--- BEGIN Exercise material ---
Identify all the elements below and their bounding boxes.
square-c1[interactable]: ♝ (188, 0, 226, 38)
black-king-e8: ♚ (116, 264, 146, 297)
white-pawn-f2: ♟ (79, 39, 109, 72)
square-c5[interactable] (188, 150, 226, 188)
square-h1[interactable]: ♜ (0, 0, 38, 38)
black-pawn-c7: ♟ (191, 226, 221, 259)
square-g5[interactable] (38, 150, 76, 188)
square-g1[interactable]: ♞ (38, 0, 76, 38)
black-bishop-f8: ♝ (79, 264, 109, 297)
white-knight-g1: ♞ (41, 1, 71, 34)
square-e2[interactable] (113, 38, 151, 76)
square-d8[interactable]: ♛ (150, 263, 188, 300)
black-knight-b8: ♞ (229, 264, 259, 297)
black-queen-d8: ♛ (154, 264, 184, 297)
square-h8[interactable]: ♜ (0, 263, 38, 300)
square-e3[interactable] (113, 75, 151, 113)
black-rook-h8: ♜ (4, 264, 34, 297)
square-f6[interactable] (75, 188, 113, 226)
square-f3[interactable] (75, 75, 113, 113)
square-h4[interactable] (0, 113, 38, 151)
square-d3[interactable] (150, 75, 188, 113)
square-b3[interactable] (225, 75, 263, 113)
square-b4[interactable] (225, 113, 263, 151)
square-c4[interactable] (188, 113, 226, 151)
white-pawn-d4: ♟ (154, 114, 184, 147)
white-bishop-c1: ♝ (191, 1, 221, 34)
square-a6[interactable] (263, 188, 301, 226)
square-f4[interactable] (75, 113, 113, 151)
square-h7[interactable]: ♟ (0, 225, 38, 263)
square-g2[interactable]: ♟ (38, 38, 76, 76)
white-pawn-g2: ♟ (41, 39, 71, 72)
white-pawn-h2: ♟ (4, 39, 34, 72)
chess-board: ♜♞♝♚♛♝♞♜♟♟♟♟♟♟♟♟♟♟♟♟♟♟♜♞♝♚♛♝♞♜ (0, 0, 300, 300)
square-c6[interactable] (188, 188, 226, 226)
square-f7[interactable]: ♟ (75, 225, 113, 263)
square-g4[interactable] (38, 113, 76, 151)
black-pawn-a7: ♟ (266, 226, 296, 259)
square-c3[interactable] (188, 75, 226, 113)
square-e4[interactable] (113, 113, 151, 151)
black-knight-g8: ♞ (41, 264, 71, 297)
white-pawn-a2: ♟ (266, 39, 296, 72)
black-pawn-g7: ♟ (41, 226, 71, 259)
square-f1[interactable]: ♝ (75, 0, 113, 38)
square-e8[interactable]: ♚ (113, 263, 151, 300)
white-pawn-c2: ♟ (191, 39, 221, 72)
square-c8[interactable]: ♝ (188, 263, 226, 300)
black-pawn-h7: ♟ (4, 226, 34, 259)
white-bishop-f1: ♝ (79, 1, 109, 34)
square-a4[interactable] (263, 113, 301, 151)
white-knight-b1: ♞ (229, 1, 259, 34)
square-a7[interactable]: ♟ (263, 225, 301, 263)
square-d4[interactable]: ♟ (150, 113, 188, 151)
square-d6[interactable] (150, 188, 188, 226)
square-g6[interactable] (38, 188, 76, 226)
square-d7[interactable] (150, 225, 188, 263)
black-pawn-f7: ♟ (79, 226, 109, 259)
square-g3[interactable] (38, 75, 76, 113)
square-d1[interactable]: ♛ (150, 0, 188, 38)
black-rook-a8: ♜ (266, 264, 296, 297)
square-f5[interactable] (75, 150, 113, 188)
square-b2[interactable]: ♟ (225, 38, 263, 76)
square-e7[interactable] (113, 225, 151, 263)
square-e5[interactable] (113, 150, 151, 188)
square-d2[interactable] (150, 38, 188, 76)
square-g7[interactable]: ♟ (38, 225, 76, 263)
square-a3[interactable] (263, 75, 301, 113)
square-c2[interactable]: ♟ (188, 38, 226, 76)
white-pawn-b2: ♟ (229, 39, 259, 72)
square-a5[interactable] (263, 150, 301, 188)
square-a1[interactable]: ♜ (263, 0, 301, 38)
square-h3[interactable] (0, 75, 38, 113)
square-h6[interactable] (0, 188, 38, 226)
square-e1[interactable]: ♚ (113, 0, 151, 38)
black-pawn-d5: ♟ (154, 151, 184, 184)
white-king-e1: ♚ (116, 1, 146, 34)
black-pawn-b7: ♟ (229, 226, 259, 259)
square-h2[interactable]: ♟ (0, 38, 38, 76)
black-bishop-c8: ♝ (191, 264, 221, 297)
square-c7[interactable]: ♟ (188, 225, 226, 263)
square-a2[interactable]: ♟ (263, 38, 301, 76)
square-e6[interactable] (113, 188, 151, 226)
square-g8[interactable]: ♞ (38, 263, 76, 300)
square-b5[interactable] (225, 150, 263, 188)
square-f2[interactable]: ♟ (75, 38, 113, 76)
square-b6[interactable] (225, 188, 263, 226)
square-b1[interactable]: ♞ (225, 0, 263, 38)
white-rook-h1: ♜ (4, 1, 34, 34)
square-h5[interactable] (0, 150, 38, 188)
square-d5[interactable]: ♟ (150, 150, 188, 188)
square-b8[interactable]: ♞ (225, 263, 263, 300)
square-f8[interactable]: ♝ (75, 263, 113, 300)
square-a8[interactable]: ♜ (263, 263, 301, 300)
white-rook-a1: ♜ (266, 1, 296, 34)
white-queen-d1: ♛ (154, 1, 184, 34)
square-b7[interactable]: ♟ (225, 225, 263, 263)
--- END Exercise material ---
▸ Problem statement:
Report each line of the material that contains the string "knight", treating uppercase and lowercase letters as different.

▸ Answer for the task:
white-knight-g1: ♞ (41, 1, 71, 34)
black-knight-b8: ♞ (229, 264, 259, 297)
black-knight-g8: ♞ (41, 264, 71, 297)
white-knight-b1: ♞ (229, 1, 259, 34)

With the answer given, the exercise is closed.